Data shown:

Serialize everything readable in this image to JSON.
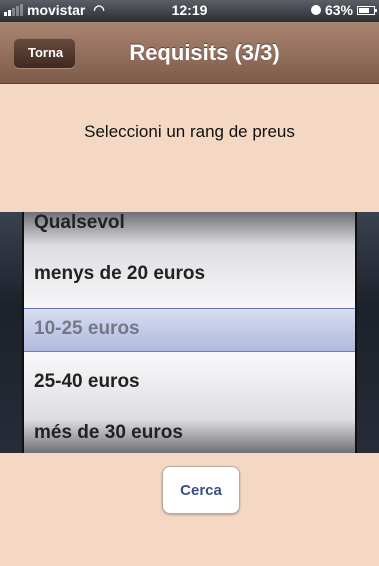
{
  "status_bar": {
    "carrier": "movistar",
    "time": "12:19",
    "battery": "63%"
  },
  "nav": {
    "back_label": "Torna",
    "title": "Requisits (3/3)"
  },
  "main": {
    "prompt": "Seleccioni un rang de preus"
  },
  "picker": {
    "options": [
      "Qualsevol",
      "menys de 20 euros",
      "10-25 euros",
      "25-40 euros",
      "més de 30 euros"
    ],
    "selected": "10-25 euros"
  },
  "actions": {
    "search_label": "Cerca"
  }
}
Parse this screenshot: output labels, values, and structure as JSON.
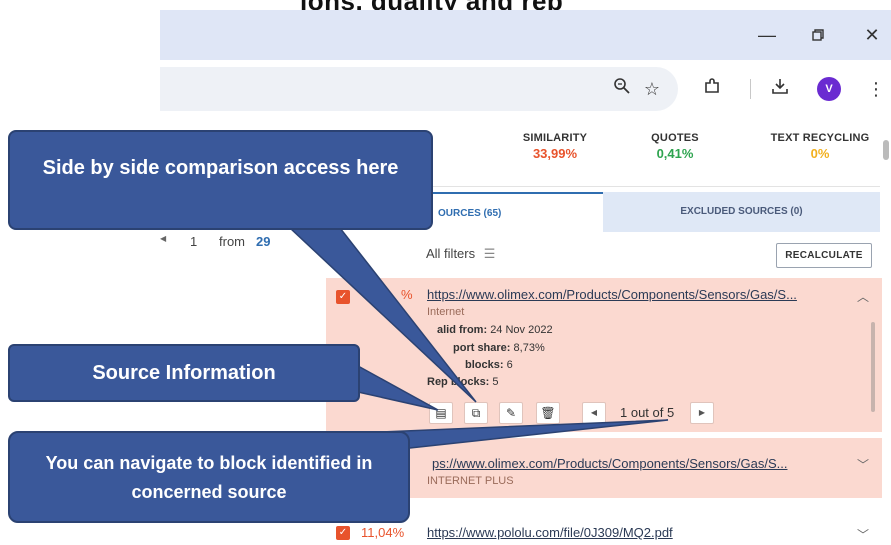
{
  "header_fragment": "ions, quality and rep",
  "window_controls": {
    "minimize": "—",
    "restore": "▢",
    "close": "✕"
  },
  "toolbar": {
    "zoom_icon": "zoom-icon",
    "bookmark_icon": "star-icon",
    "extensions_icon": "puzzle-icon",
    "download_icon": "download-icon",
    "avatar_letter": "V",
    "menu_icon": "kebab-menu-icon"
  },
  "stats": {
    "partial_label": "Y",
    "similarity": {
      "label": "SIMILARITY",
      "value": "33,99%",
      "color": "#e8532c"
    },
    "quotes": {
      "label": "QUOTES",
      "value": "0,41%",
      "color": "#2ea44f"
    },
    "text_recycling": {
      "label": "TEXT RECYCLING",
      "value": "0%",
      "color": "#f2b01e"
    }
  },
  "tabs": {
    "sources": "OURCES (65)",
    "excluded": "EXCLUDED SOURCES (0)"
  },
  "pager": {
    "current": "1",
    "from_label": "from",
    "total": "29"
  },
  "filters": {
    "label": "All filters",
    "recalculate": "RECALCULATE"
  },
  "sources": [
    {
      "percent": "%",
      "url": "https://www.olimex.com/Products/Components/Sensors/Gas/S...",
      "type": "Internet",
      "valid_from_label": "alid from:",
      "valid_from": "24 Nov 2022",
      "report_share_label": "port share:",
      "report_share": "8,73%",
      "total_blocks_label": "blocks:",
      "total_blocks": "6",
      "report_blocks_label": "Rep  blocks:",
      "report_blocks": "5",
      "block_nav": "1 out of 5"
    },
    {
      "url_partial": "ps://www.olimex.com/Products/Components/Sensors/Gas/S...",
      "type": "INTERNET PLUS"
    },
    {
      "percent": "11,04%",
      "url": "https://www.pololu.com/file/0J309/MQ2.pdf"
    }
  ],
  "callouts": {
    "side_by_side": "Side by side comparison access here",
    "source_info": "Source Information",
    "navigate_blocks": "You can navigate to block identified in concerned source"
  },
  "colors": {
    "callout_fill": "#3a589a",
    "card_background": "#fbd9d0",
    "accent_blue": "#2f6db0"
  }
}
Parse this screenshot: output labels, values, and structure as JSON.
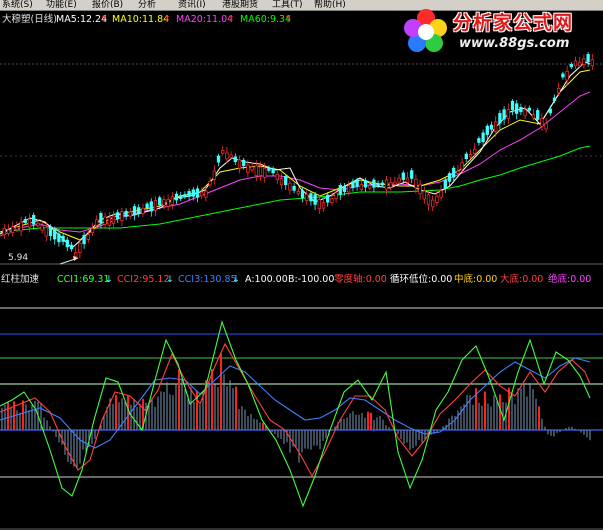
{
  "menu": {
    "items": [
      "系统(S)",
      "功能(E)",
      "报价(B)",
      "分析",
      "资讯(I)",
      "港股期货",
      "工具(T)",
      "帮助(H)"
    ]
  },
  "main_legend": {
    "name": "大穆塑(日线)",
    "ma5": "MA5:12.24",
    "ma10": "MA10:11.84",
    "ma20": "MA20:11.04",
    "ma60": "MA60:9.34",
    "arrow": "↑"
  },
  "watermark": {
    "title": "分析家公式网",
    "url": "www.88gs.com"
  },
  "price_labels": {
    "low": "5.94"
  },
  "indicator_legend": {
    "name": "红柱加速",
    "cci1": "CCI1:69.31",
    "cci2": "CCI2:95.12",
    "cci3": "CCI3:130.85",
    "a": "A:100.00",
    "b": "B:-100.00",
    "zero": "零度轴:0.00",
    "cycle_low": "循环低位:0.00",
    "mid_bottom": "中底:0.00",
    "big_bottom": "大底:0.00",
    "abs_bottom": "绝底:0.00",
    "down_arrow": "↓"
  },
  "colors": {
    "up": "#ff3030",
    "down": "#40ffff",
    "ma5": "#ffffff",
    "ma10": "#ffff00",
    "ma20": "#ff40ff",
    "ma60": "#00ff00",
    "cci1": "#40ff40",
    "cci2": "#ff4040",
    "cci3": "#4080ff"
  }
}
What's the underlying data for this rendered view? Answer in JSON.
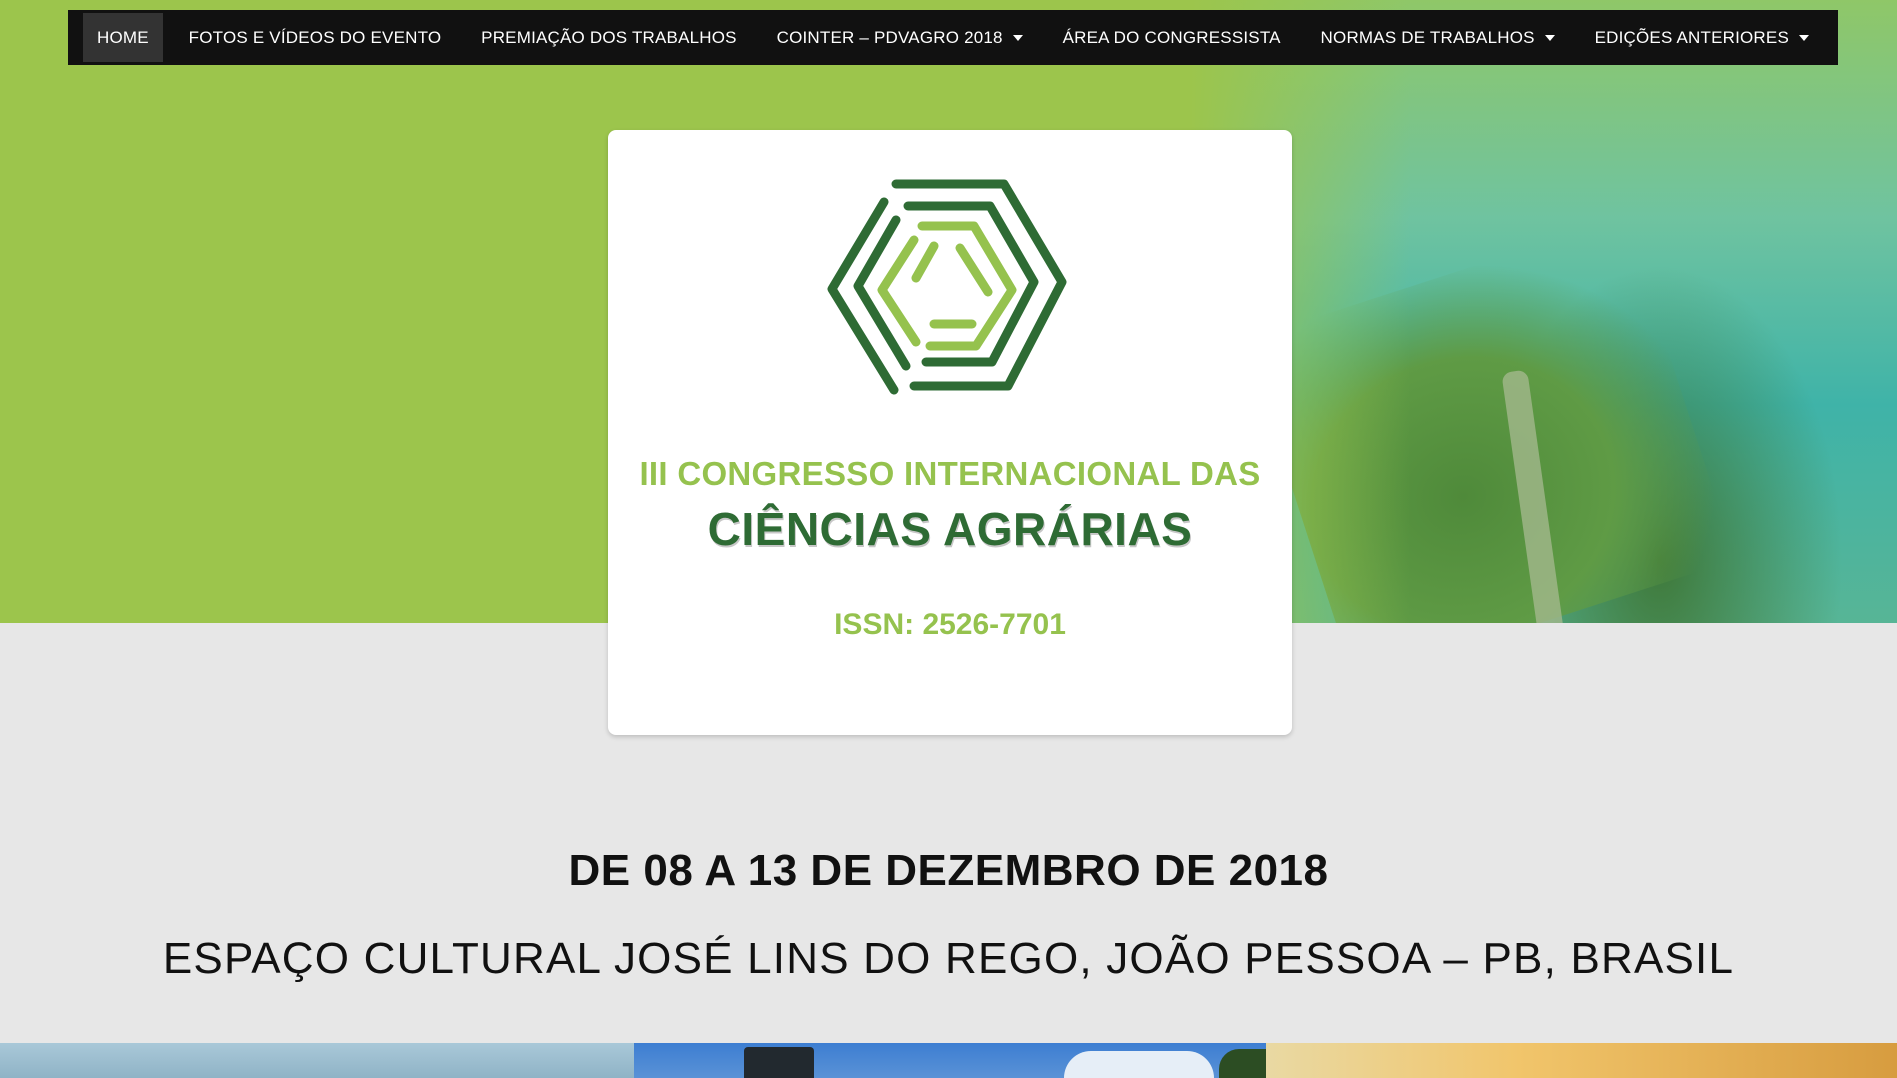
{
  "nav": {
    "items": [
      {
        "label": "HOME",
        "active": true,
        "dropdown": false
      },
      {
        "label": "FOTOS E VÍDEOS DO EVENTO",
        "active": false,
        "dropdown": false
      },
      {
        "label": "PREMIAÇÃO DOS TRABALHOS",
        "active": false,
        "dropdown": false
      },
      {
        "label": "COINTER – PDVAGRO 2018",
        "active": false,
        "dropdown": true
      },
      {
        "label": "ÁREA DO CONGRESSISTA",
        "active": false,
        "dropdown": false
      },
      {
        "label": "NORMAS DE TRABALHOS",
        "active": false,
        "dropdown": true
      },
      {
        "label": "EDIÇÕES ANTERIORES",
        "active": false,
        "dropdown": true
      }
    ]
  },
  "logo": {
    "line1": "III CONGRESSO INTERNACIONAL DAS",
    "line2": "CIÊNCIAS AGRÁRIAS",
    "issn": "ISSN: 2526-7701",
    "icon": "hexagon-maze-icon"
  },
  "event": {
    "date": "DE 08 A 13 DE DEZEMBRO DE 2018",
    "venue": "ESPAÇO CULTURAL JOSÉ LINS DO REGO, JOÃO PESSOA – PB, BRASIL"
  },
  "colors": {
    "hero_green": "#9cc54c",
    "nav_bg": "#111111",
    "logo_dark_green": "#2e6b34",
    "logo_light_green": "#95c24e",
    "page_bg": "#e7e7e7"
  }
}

---

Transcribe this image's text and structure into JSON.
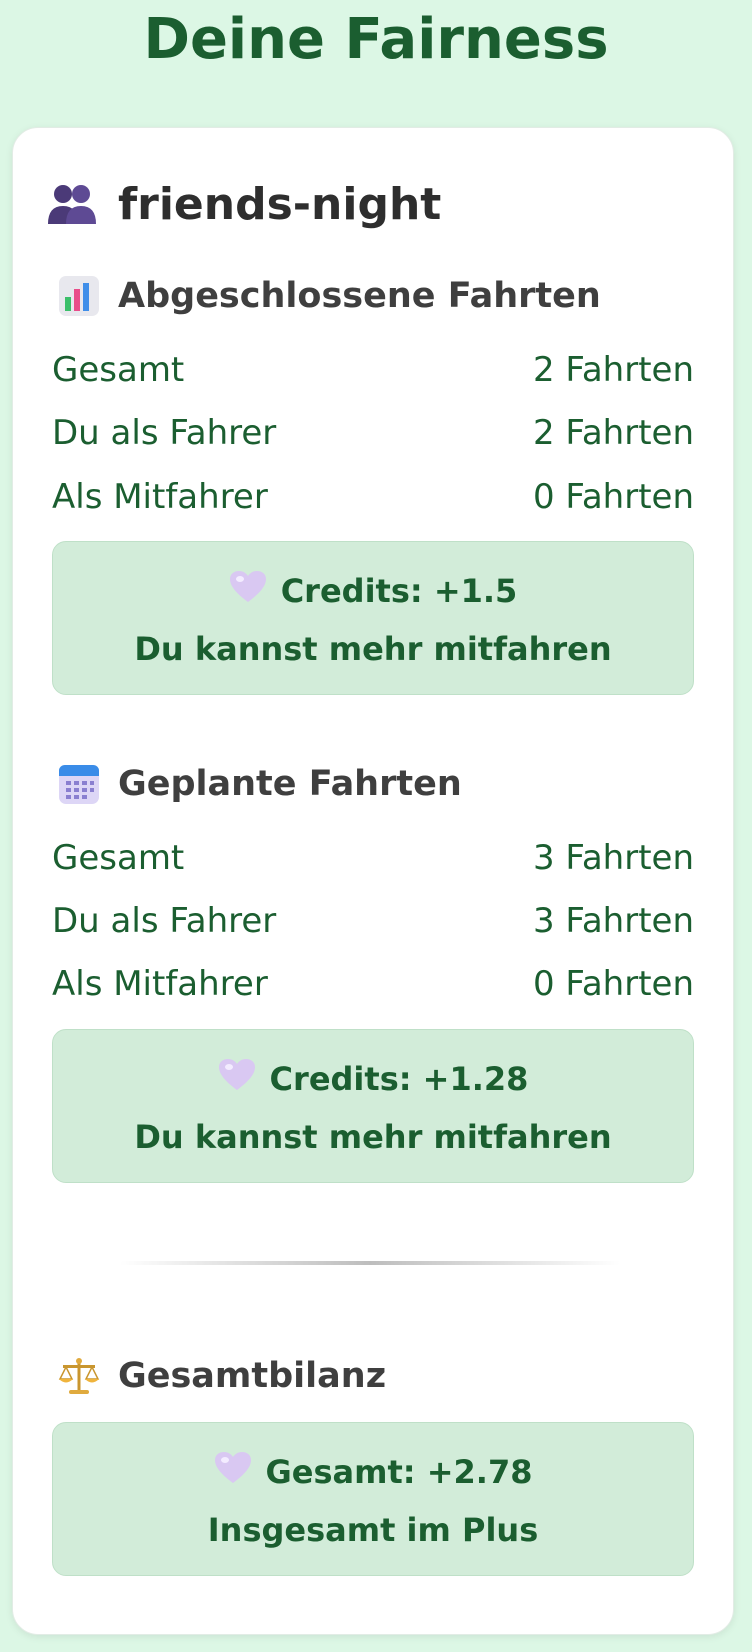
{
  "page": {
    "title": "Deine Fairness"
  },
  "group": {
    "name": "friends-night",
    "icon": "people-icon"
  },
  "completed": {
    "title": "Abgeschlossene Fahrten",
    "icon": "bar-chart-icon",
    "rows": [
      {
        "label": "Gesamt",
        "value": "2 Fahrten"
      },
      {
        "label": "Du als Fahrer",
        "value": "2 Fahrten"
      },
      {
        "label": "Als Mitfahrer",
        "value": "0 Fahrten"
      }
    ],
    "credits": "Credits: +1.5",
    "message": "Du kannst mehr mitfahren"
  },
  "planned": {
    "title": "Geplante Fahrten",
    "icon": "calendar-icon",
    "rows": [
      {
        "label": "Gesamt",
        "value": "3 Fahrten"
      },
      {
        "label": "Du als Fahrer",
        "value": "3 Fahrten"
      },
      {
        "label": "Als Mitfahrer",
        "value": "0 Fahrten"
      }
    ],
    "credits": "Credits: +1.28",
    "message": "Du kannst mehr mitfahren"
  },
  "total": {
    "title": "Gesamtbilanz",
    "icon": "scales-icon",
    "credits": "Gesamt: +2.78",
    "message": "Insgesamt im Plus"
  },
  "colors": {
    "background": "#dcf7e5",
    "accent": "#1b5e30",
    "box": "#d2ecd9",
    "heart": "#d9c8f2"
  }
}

What to produce: Report back each line of the entries that holds the string "https".

Result:
      "url": "https://www.olimex.com/Products/Components/Sensors/Gas/S...",
      "url": "https://www.pololu.com/file/0J309/MQ2.pdf"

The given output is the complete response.